Your task is to locate every line holding the string "hombre" and to copy each of them.

### Material provided
"""

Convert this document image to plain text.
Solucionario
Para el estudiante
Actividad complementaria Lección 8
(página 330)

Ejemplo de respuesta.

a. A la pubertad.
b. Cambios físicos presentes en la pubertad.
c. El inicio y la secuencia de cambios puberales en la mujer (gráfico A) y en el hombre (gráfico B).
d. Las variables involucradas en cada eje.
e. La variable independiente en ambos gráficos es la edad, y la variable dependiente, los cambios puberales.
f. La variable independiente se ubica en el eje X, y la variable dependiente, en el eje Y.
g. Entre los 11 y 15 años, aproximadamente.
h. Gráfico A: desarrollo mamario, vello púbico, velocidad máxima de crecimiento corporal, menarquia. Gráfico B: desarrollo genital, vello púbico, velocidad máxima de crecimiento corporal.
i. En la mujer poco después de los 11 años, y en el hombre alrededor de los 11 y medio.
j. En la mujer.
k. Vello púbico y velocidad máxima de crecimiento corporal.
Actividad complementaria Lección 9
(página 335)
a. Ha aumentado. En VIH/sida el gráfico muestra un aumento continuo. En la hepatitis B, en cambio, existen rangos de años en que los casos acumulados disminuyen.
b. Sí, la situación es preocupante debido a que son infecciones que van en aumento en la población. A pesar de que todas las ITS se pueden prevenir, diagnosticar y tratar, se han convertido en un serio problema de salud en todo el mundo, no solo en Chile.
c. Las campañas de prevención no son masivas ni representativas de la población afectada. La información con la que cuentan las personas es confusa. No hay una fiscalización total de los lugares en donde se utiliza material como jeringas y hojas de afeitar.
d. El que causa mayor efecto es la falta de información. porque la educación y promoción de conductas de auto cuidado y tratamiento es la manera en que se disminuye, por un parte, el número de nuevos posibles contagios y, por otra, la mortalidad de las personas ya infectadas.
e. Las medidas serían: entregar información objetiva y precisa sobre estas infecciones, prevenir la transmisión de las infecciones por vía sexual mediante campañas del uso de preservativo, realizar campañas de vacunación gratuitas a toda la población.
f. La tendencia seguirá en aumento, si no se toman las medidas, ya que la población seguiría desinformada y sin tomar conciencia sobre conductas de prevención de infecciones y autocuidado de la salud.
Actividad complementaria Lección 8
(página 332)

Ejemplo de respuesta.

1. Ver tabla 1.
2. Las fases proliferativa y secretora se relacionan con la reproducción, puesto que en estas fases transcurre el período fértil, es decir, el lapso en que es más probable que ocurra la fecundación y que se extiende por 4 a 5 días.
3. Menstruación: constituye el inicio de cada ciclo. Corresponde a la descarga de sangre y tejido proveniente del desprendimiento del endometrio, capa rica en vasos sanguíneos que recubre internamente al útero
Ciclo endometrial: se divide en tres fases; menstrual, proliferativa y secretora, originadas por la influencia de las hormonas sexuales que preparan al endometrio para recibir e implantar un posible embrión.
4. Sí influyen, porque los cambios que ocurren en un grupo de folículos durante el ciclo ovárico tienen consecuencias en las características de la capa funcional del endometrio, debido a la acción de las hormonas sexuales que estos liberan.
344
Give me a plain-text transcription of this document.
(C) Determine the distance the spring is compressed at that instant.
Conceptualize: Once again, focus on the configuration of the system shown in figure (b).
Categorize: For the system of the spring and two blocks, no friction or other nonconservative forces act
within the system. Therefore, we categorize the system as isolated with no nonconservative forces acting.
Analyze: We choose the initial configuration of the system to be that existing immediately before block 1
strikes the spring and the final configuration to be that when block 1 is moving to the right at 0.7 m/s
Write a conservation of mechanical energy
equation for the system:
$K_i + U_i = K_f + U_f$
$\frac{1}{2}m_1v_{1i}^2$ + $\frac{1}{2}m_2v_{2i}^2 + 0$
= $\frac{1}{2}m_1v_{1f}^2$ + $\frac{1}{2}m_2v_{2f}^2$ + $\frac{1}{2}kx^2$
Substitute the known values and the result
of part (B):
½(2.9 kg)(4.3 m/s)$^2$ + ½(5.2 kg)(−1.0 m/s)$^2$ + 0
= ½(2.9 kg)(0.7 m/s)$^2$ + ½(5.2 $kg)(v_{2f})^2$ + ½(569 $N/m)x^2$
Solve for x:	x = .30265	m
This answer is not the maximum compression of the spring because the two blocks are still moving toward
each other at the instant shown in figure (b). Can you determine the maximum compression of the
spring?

"""
"""

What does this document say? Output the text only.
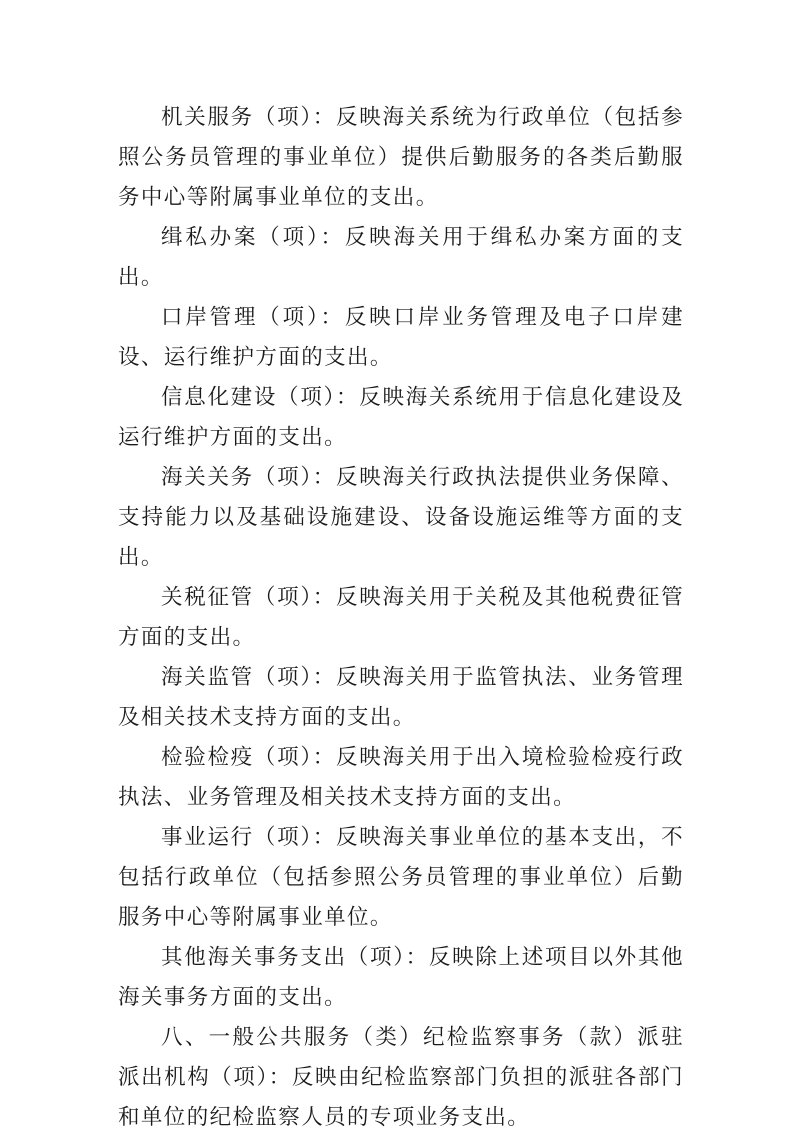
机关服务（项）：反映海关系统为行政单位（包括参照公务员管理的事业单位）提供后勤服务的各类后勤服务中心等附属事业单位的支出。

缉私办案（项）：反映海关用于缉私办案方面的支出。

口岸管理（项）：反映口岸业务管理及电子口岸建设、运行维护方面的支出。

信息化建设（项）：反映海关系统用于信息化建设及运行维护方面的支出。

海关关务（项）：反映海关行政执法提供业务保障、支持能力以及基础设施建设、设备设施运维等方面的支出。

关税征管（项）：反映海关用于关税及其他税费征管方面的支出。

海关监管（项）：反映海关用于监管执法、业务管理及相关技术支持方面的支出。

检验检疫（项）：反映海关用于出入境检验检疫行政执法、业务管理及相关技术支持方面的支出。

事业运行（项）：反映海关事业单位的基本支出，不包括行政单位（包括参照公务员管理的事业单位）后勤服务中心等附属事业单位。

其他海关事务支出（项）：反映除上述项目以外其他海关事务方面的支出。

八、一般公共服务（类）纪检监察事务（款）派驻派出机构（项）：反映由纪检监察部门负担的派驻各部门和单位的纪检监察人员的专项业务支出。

"""

### Exercise solution
c. El inicio y la secuencia de cambios puberales en la mujer (gráfico A) y en el hombre (gráfico B).
i. En la mujer poco después de los 11 años, y en el hombre alrededor de los 11 y medio.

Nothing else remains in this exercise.